<<<<

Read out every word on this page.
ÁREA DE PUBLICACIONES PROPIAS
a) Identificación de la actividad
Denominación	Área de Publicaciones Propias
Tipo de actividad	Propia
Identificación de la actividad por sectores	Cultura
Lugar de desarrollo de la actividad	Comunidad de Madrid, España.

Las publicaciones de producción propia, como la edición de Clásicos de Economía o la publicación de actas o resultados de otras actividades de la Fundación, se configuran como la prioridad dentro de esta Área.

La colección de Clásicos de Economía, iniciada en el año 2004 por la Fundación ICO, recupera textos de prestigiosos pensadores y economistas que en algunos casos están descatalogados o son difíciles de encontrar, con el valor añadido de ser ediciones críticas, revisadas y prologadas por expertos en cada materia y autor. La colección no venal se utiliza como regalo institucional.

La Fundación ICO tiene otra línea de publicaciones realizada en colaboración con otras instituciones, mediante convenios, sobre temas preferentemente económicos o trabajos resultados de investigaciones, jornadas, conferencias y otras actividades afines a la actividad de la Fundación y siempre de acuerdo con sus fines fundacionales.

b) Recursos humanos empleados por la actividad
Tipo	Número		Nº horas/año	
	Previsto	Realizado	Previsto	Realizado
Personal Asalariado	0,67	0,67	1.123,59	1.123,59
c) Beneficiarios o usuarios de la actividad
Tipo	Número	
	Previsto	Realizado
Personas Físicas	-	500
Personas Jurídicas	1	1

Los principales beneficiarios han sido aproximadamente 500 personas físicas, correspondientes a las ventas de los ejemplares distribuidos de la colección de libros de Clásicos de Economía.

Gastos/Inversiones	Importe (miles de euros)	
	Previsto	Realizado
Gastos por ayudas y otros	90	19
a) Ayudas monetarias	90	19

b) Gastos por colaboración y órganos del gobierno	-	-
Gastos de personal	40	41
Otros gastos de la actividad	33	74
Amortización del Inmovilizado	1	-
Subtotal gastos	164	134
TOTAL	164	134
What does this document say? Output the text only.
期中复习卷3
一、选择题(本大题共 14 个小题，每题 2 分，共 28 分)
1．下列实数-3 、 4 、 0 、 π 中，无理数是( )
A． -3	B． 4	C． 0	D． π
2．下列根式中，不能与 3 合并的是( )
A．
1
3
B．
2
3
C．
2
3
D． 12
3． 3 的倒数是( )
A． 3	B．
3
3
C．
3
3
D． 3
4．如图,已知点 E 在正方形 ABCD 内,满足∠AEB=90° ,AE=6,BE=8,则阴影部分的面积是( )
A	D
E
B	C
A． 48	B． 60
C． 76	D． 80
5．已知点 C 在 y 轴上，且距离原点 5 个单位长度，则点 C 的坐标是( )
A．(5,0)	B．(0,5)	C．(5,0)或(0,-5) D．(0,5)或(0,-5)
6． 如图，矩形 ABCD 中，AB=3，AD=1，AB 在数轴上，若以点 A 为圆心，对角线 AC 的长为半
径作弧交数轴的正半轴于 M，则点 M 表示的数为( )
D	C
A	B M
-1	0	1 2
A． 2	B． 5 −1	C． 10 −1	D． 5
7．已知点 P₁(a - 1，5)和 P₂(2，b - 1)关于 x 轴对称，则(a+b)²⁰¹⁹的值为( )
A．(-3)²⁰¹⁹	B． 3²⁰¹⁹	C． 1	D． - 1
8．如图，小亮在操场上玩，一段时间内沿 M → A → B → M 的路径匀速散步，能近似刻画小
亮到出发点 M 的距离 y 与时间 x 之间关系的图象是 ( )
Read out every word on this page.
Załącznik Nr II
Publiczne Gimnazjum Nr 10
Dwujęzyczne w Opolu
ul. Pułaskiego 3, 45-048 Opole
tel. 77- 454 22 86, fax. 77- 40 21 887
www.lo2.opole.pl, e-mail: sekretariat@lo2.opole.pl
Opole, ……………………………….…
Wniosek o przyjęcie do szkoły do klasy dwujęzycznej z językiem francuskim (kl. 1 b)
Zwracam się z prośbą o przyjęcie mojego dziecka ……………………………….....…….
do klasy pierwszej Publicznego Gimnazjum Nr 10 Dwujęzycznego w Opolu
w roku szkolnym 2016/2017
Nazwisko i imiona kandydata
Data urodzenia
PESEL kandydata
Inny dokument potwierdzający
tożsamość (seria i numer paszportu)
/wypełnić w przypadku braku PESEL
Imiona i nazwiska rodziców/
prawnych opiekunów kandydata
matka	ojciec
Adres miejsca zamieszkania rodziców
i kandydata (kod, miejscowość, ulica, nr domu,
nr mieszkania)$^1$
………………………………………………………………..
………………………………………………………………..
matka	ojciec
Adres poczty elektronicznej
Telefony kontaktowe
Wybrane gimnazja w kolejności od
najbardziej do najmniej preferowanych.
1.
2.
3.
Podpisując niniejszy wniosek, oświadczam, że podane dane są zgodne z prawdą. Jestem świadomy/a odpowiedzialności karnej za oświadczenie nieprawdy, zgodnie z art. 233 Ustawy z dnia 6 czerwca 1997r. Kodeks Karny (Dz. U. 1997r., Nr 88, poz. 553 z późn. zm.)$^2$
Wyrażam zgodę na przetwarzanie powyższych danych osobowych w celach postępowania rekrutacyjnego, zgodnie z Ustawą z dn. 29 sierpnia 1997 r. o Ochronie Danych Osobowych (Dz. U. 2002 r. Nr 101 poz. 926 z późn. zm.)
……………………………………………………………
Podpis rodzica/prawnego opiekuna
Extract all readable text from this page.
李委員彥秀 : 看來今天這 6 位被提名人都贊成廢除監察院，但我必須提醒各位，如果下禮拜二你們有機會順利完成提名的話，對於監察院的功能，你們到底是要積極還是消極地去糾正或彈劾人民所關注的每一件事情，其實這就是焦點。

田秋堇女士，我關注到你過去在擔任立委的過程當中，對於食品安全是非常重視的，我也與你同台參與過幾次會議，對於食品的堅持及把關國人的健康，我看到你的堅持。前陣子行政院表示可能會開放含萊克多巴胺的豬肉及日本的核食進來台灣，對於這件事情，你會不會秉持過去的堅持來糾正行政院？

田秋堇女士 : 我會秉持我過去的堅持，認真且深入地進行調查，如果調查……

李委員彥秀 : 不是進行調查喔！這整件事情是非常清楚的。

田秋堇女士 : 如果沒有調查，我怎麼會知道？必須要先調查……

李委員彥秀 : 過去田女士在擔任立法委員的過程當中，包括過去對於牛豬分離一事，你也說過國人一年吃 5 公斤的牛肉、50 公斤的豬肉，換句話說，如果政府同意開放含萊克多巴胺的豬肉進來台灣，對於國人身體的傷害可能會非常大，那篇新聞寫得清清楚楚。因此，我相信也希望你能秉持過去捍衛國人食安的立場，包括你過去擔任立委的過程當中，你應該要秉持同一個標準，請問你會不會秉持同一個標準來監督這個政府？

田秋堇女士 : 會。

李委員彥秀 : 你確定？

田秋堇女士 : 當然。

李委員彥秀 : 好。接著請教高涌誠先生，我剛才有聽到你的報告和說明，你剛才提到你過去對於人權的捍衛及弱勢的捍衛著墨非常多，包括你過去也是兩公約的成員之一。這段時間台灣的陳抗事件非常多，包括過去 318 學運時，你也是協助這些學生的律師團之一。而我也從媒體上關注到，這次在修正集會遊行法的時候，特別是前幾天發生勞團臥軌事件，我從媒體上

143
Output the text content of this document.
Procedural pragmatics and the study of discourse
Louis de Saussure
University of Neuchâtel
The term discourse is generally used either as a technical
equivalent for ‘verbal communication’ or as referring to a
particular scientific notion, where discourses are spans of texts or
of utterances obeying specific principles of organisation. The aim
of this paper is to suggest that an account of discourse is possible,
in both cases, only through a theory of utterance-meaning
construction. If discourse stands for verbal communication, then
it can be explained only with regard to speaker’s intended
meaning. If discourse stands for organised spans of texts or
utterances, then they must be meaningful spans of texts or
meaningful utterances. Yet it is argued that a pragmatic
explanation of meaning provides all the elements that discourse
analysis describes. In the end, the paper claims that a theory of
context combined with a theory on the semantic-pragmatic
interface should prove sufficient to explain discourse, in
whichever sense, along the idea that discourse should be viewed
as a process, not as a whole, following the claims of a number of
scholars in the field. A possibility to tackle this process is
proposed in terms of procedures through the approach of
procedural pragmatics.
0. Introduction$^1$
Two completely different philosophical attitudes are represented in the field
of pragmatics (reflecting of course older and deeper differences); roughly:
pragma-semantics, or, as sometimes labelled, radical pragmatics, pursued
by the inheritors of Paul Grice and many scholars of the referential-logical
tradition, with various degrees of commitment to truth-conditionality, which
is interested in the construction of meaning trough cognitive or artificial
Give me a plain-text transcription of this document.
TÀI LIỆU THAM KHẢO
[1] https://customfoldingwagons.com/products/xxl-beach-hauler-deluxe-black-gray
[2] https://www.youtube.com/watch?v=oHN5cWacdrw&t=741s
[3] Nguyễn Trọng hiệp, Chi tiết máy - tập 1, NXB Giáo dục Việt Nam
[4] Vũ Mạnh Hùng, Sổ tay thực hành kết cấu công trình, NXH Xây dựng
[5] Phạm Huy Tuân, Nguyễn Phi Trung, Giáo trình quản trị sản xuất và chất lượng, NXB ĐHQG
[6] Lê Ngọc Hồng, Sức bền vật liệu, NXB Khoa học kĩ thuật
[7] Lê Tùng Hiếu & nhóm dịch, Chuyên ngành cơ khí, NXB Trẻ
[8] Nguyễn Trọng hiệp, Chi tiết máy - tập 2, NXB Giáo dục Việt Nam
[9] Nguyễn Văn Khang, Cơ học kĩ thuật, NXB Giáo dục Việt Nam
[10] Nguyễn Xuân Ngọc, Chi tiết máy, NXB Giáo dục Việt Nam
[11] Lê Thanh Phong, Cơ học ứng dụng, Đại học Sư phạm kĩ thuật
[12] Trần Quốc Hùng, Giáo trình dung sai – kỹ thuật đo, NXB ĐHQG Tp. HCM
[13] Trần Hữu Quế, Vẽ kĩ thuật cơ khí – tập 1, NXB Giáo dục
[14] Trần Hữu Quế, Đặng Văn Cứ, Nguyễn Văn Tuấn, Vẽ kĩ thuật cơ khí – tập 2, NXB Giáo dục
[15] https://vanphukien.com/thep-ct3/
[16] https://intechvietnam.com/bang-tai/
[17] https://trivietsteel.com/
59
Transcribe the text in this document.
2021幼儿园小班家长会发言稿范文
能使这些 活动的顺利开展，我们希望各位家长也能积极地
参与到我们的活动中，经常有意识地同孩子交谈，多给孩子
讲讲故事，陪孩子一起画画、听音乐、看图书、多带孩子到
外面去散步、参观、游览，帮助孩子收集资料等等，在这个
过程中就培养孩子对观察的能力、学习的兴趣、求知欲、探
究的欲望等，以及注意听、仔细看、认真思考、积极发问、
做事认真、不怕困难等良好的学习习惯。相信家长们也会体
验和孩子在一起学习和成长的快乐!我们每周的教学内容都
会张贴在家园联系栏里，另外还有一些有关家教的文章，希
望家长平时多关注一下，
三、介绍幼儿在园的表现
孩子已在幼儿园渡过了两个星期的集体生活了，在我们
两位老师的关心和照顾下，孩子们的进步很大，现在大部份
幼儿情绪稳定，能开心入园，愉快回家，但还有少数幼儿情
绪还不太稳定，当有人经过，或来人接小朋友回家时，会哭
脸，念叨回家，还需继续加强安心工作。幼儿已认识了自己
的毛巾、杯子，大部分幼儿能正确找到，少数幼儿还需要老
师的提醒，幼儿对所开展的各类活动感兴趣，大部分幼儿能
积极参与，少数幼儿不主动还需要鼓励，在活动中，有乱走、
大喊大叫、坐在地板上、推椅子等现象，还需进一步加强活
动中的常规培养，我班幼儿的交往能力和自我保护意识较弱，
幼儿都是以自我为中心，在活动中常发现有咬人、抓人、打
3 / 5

>>>>

Out of the records, collect only those lines that contain the string "ĐHQG".

[5] Phạm Huy Tuân, Nguyễn Phi Trung, Giáo trình quản trị sản xuất và chất lượng, NXB ĐHQG
[12] Trần Quốc Hùng, Giáo trình dung sai – kỹ thuật đo, NXB ĐHQG Tp. HCM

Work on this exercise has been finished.